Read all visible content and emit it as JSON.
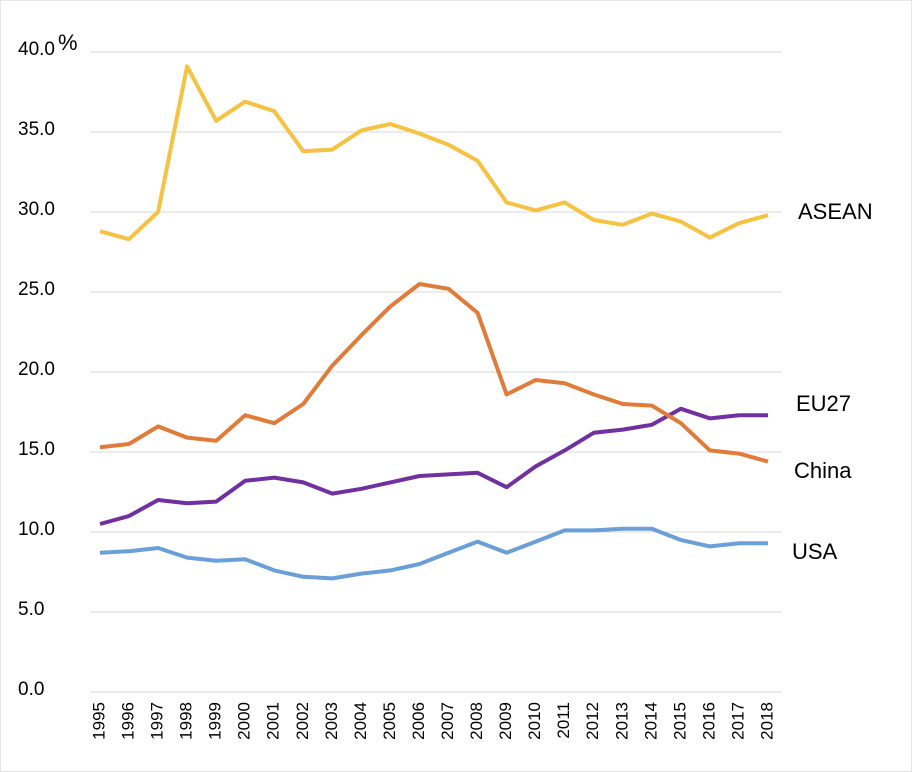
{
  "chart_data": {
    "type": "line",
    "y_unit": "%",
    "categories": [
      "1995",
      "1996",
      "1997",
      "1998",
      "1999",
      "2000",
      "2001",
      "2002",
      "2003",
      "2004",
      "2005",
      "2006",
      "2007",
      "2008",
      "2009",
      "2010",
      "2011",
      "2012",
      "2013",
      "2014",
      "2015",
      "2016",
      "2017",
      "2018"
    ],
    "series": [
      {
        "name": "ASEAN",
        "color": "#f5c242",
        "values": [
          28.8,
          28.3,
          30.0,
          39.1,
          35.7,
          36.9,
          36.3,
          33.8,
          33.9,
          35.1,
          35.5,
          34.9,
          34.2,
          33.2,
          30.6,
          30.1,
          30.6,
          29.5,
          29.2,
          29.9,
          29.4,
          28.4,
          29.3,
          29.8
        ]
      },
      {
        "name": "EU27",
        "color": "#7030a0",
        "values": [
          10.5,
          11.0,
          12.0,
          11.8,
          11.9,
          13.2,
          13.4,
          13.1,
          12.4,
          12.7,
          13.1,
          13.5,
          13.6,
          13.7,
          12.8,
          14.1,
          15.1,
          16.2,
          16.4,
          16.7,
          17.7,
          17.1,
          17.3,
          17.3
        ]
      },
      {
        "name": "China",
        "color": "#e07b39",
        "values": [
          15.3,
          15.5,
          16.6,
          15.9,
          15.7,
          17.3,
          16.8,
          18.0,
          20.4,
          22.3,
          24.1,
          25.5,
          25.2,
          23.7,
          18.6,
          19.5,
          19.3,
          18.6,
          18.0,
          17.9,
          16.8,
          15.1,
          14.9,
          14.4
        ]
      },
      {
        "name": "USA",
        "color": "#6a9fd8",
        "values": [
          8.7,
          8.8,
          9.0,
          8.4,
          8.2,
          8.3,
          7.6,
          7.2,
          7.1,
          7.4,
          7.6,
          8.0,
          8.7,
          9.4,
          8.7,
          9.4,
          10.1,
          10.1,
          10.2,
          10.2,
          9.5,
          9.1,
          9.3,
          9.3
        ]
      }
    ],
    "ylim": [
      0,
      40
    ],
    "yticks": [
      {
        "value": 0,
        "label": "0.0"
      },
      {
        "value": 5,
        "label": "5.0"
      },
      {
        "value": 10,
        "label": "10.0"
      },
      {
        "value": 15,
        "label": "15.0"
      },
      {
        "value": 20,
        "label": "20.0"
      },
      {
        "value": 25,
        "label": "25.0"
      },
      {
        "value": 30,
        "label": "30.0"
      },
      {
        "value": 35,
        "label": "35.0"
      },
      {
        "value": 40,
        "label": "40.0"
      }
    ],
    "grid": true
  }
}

▬▬▬▬▬▬

Set problem
Except for the pictures, reproduce every line exactly.

Written answer
Read all visible content and emit it as JSON.
{
  "chart_data": {
    "type": "line",
    "y_unit": "%",
    "categories": [
      "1995",
      "1996",
      "1997",
      "1998",
      "1999",
      "2000",
      "2001",
      "2002",
      "2003",
      "2004",
      "2005",
      "2006",
      "2007",
      "2008",
      "2009",
      "2010",
      "2011",
      "2012",
      "2013",
      "2014",
      "2015",
      "2016",
      "2017",
      "2018"
    ],
    "series": [
      {
        "name": "ASEAN",
        "color": "#f5c242",
        "values": [
          28.8,
          28.3,
          30.0,
          39.1,
          35.7,
          36.9,
          36.3,
          33.8,
          33.9,
          35.1,
          35.5,
          34.9,
          34.2,
          33.2,
          30.6,
          30.1,
          30.6,
          29.5,
          29.2,
          29.9,
          29.4,
          28.4,
          29.3,
          29.8
        ]
      },
      {
        "name": "EU27",
        "color": "#7030a0",
        "values": [
          10.5,
          11.0,
          12.0,
          11.8,
          11.9,
          13.2,
          13.4,
          13.1,
          12.4,
          12.7,
          13.1,
          13.5,
          13.6,
          13.7,
          12.8,
          14.1,
          15.1,
          16.2,
          16.4,
          16.7,
          17.7,
          17.1,
          17.3,
          17.3
        ]
      },
      {
        "name": "China",
        "color": "#e07b39",
        "values": [
          15.3,
          15.5,
          16.6,
          15.9,
          15.7,
          17.3,
          16.8,
          18.0,
          20.4,
          22.3,
          24.1,
          25.5,
          25.2,
          23.7,
          18.6,
          19.5,
          19.3,
          18.6,
          18.0,
          17.9,
          16.8,
          15.1,
          14.9,
          14.4
        ]
      },
      {
        "name": "USA",
        "color": "#6a9fd8",
        "values": [
          8.7,
          8.8,
          9.0,
          8.4,
          8.2,
          8.3,
          7.6,
          7.2,
          7.1,
          7.4,
          7.6,
          8.0,
          8.7,
          9.4,
          8.7,
          9.4,
          10.1,
          10.1,
          10.2,
          10.2,
          9.5,
          9.1,
          9.3,
          9.3
        ]
      }
    ],
    "ylim": [
      0,
      40
    ],
    "yticks": [
      {
        "value": 0,
        "label": "0.0"
      },
      {
        "value": 5,
        "label": "5.0"
      },
      {
        "value": 10,
        "label": "10.0"
      },
      {
        "value": 15,
        "label": "15.0"
      },
      {
        "value": 20,
        "label": "20.0"
      },
      {
        "value": 25,
        "label": "25.0"
      },
      {
        "value": 30,
        "label": "30.0"
      },
      {
        "value": 35,
        "label": "35.0"
      },
      {
        "value": 40,
        "label": "40.0"
      }
    ],
    "grid": true
  }
}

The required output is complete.